### TASK REQUIREMENTS
Could you copy every line from the material below in which "πλημμελεῖν" appears?

Data excerpts:
┄┄┄┄┄┄

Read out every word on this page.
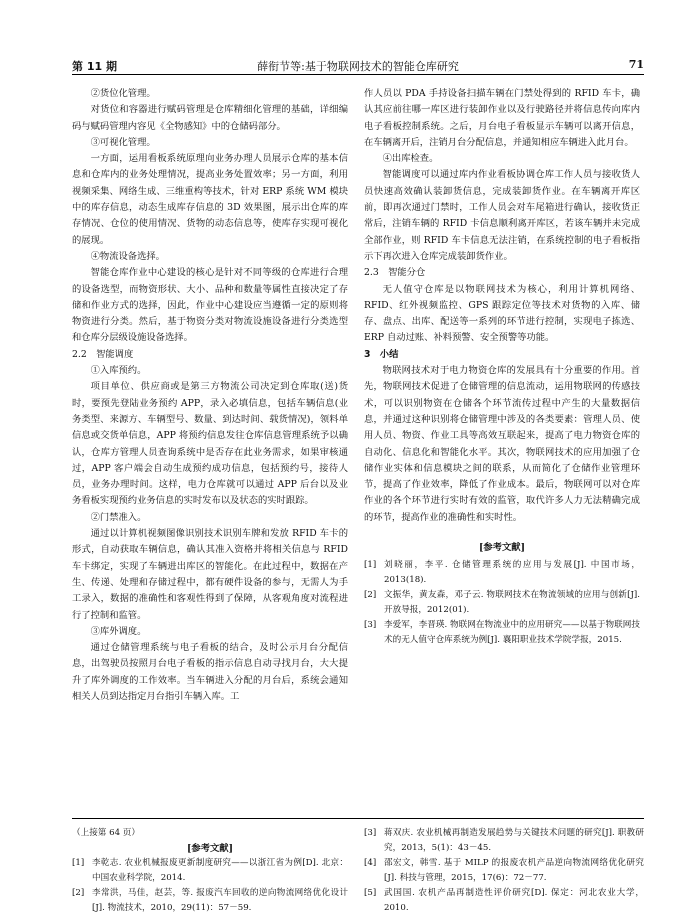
第 11 期	薛衔节等:基于物联网技术的智能仓库研究	71

②货位化管理。

对货位和容器进行赋码管理是仓库精细化管理的基础，详细编码与赋码管理内容见《全物感知》中的仓储码部分。

③可视化管理。

一方面，运用看板系统原理向业务办理人员展示仓库的基本信息和仓库内的业务处理情况，提高业务处置效率；另一方面，利用视频采集、网络生成、三维重构等技术，针对 ERP 系统 WM 模块中的库存信息，动态生成库存信息的 3D 效果图，展示出仓库的库存情况、仓位的使用情况、货物的动态信息等，使库存实现可视化的展现。

④物流设备选择。

智能仓库作业中心建设的核心是针对不同等级的仓库进行合理的设备选型，而物资形状、大小、品种和数量等属性直接决定了存储和作业方式的选择，因此，作业中心建设应当遵循一定的原则将物资进行分类。然后，基于物资分类对物流设施设备进行分类选型和仓库分层级设施设备选择。

2.2　智能调度

①入库预约。

项目单位、供应商或是第三方物流公司决定到仓库取(送)货时，要预先登陆业务预约 APP，录入必填信息，包括车辆信息(业务类型、来源方、车辆型号、数量、到达时间、载货情况)，领料单信息或交货单信息，APP 将预约信息发往仓库信息管理系统予以确认，仓库方管理人员查询系统中是否存在此业务需求，如果审核通过，APP 客户端会自动生成预约成功信息，包括预约号，接待人员，业务办理时间。这样，电力仓库就可以通过 APP 后台以及业务看板实现预约业务信息的实时发布以及状态的实时跟踪。

②门禁准入。

通过以计算机视频图像识别技术识别车牌和发放 RFID 车卡的形式，自动获取车辆信息，确认其准入资格并将相关信息与 RFID 车卡绑定，实现了车辆进出库区的智能化。在此过程中，数据在产生、传递、处理和存储过程中，都有硬件设备的参与，无需人为手工录入，数据的准确性和客观性得到了保障，从客观角度对流程进行了控制和监管。

③库外调度。

通过仓储管理系统与电子看板的结合，及时公示月台分配信息，出驾驶员按照月台电子看板的指示信息自动寻找月台，大大提升了库外调度的工作效率。当车辆进入分配的月台后，系统会通知相关人员到达指定月台指引车辆入库。工

作人员以 PDA 手持设备扫描车辆在门禁处得到的 RFID 车卡，确认其应前往哪一库区进行装卸作业以及行驶路径并将信息传向库内电子看板控制系统。之后，月台电子看板显示车辆可以离开信息，在车辆离开后，注销月台分配信息，并通知相应车辆进入此月台。

④出库检查。

智能调度可以通过库内作业看板协调仓库工作人员与接收货人员快速高效确认装卸货信息，完成装卸货作业。在车辆离开库区前，即再次通过门禁时，工作人员会对车尾箱进行确认，接收货正常后，注销车辆的 RFID 卡信息顺利离开库区，若该车辆并未完成全部作业，则 RFID 车卡信息无法注销，在系统控制的电子看板指示下再次进入仓库完成装卸货作业。

2.3　智能分仓

无人值守仓库是以物联网技术为核心，利用计算机网络、RFID、红外视频监控、GPS 跟踪定位等技术对货物的入库、储存、盘点、出库、配送等一系列的环节进行控制，实现电子拣选、ERP 自动过账、补料预警、安全预警等功能。

3　小结

物联网技术对于电力物资仓库的发展具有十分重要的作用。首先，物联网技术促进了仓储管理的信息流动，运用物联网的传感技术，可以识别物资在仓储各个环节流传过程中产生的大量数据信息，并通过这种识别将仓储管理中涉及的各类要素：管理人员、使用人员、物资、作业工具等高效互联起来，提高了电力物资仓库的自动化、信息化和智能化水平。其次，物联网技术的应用加强了仓储作业实体和信息模块之间的联系，从而简化了仓储作业管理环节，提高了作业效率，降低了作业成本。最后，物联网可以对仓库作业的各个环节进行实时有效的监管，取代许多人力无法精确完成的环节，提高作业的准确性和实时性。

[参考文献]

[1] 刘晓丽，李平. 仓储管理系统的应用与发展[J]. 中国市场，2013(18).
[2] 文振华，黄友森，邓子云. 物联网技术在物流领域的应用与创新[J]. 开放导报，2012(01).
[3] 李爱军，李晋瑛. 物联网在物流业中的应用研究——以基于物联网技术的无人值守仓库系统为例[J]. 襄阳职业技术学院学报，2015.
（上接第 64 页）
[参考文献]
[1] 李乾志. 农业机械报废更新制度研究——以浙江省为例[D]. 北京：中国农业科学院，2014.
[2] 李常洪，马佳，赵芸，等. 报废汽车回收的逆向物流网络优化设计[J]. 物流技术，2010，29(11)：57－59.
[3] 蒋双庆. 农业机械再制造发展趋势与关键技术问题的研究[J]. 职教研究，2013，5(1)：43－45.
[4] 邵宏文，韩雪. 基于 MILP 的报废农机产品逆向物流网络优化研究[J]. 科技与管理，2015，17(6)：72－77.
[5] 武国国. 农机产品再制造性评价研究[D]. 保定：河北农业大学，2010.
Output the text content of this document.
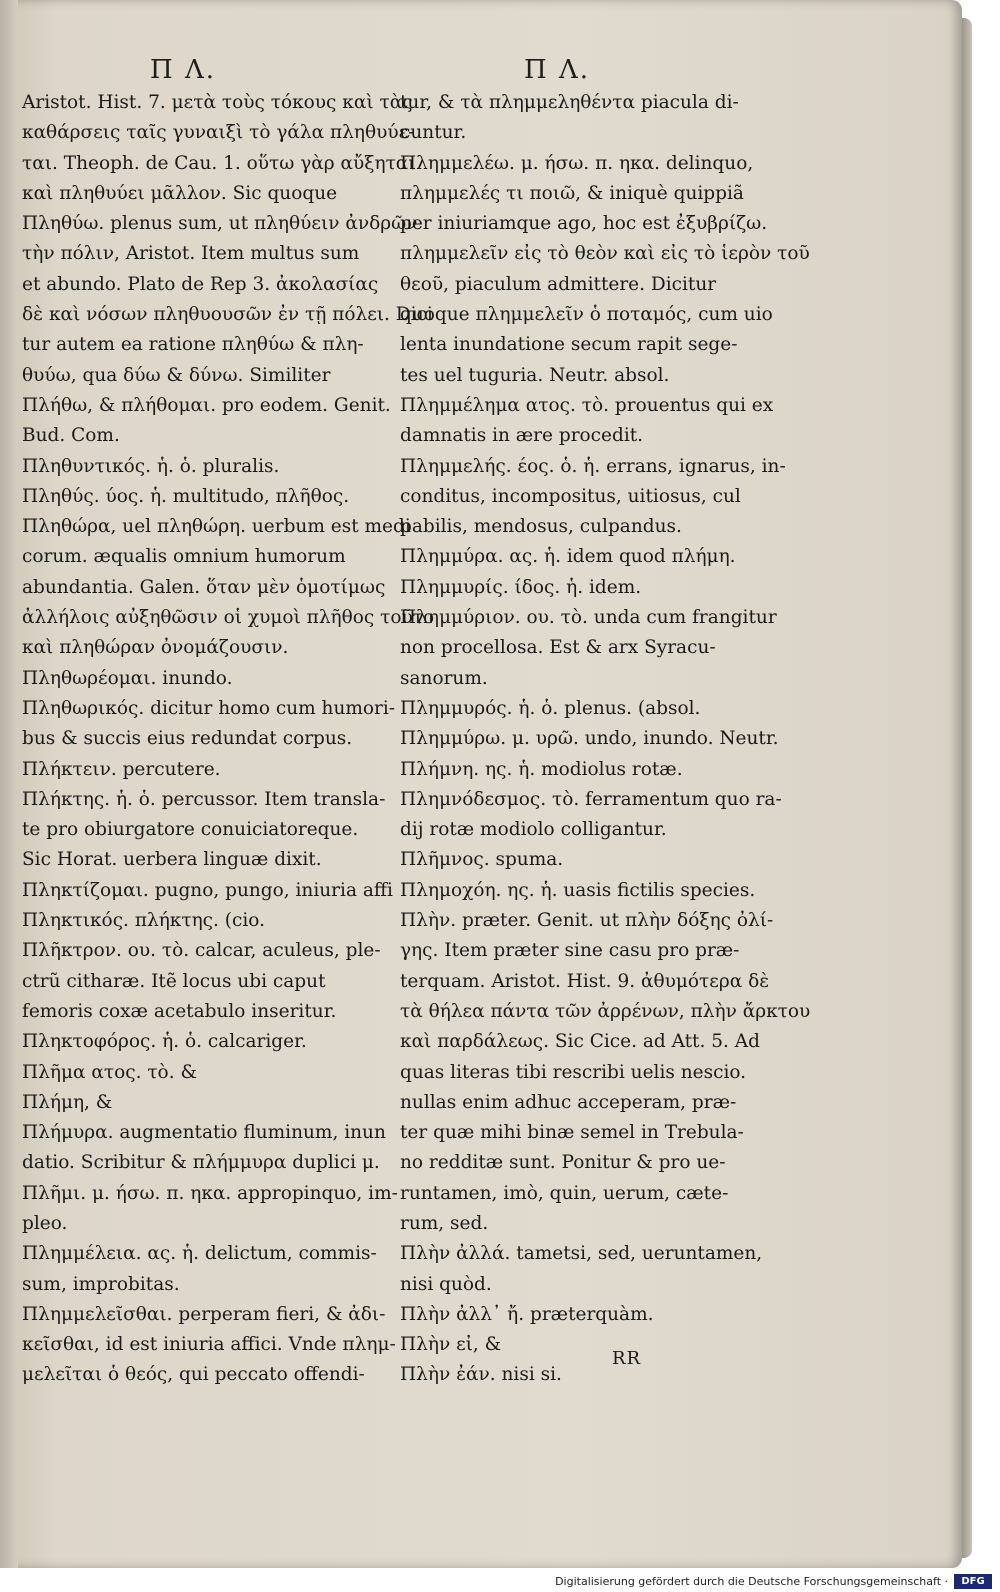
Π Λ.	Π Λ.
Aristot. Hist. 7. μετὰ τοὺς τόκους καὶ τὰς
καθάρσεις ταῖς γυναιξὶ τὸ γάλα πληθυύε-
ται. Theoph. de Cau. 1. οὕτω γὰρ αὔξηται
καὶ πληθυύει μᾶλλον. Sic quoque
Πληθύω. plenus sum, ut πληθύειν ἀνδρῶν
τὴν πόλιν, Aristot. Item multus sum
et abundo. Plato de Rep 3. ἀκολασίας
δὲ καὶ νόσων πληθυουσῶν ἐν τῇ πόλει. Dici
tur autem ea ratione πληθύω & πλη-
θυύω, qua δύω & δύνω. Similiter
Πλήθω, & πλήθομαι. pro eodem. Genit.
Bud. Com.
Πληθυντικός. ἡ. ὁ. pluralis.
Πληθύς. ύος. ἡ. multitudo, πλῆθος.
Πληθώρα, uel πληθώρη. uerbum est medi
corum. æqualis omnium humorum
abundantia. Galen. ὅταν μὲν ὁμοτίμως
ἀλλήλοις αὐξηθῶσιν οἱ χυμοὶ πλῆθος τοῦτο
καὶ πληθώραν ὀνομάζουσιν.
Πληθωρέομαι. inundo.
Πληθωρικός. dicitur homo cum humori-
bus & succis eius redundat corpus.
Πλήκτειν. percutere.
Πλήκτης. ἡ. ὁ. percussor. Item transla-
te pro obiurgatore conuiciatoreque.
Sic Horat. uerbera linguæ dixit.
Πληκτίζομαι. pugno, pungo, iniuria affi
Πληκτικός. πλήκτης. (cio.
Πλῆκτρον. ου. τὸ. calcar, aculeus, ple-
ctrũ citharæ. Itẽ locus ubi caput
femoris coxæ acetabulo inseritur.
Πληκτοφόρος. ἡ. ὁ. calcariger.
Πλῆμα ατος. τὸ. &
Πλήμη, &
Πλήμυρα. augmentatio fluminum, inun
datio. Scribitur & πλήμμυρα duplici μ.
Πλῆμι. μ. ήσω. π. ηκα. appropinquo, im-
pleo.
Πλημμέλεια. ας. ἡ. delictum, commis-
sum, improbitas.
Πλημμελεῖσθαι. perperam fieri, & ἀδι-
κεῖσθαι, id est iniuria affici. Vnde πλημ-
μελεῖται ὁ θεός, qui peccato offendi-
tur, & τὰ πλημμεληθέντα piacula di-
cuntur.
Πλημμελέω. μ. ήσω. π. ηκα. delinquo,
πλημμελές τι ποιῶ, & iniquè quippiã
per iniuriamque ago, hoc est ἐξυβρίζω.
πλημμελεῖν εἰς τὸ θεὸν καὶ εἰς τὸ ἱερὸν τοῦ
θεοῦ, piaculum admittere. Dicitur
quoque πλημμελεῖν ὁ ποταμός, cum uio
lenta inundatione secum rapit sege-
tes uel tuguria. Neutr. absol.
Πλημμέλημα ατος. τὸ. prouentus qui ex
damnatis in ære procedit.
Πλημμελής. έος. ὁ. ἡ. errans, ignarus, in-
conditus, incompositus, uitiosus, cul
pabilis, mendosus, culpandus.
Πλημμύρα. ας. ἡ. idem quod πλήμη.
Πλημμυρίς. ίδος. ἡ. idem.
Πλημμύριον. ου. τὸ. unda cum frangitur
non procellosa. Est & arx Syracu-
sanorum.
Πλημμυρός. ἡ. ὁ. plenus. (absol.
Πλημμύρω. μ. υρῶ. undo, inundo. Neutr.
Πλήμνη. ης. ἡ. modiolus rotæ.
Πλημνόδεσμος. τὸ. ferramentum quo ra-
dij rotæ modiolo colligantur.
Πλῆμνος. spuma.
Πλημοχόη. ης. ἡ. uasis fictilis species.
Πλὴν. præter. Genit. ut πλὴν δόξης ὀλί-
γης. Item præter sine casu pro præ-
terquam. Aristot. Hist. 9. ἀθυμότερα δὲ
τὰ θήλεα πάντα τῶν ἀρρένων, πλὴν ἄρκτου
καὶ παρδάλεως. Sic Cice. ad Att. 5. Ad
quas literas tibi rescribi uelis nescio.
nullas enim adhuc acceperam, præ-
ter quæ mihi binæ semel in Trebula-
no redditæ sunt. Ponitur & pro ue-
runtamen, imò, quin, uerum, cæte-
rum, sed.
Πλὴν ἀλλά. tametsi, sed, ueruntamen,
nisi quòd.
Πλὴν ἀλλ᾽ ἤ. præterquàm.
Πλὴν εἰ, &
Πλὴν ἐάν. nisi si.
RR
Digitalisierung gefördert durch die Deutsche Forschungsgemeinschaft ·	DFG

┄┄┄┄┄┄

### EXERCISE RESPONSE
πλημμελεῖν εἰς τὸ θεὸν καὶ εἰς τὸ ἱερὸν τοῦ
quoque πλημμελεῖν ὁ ποταμός, cum uio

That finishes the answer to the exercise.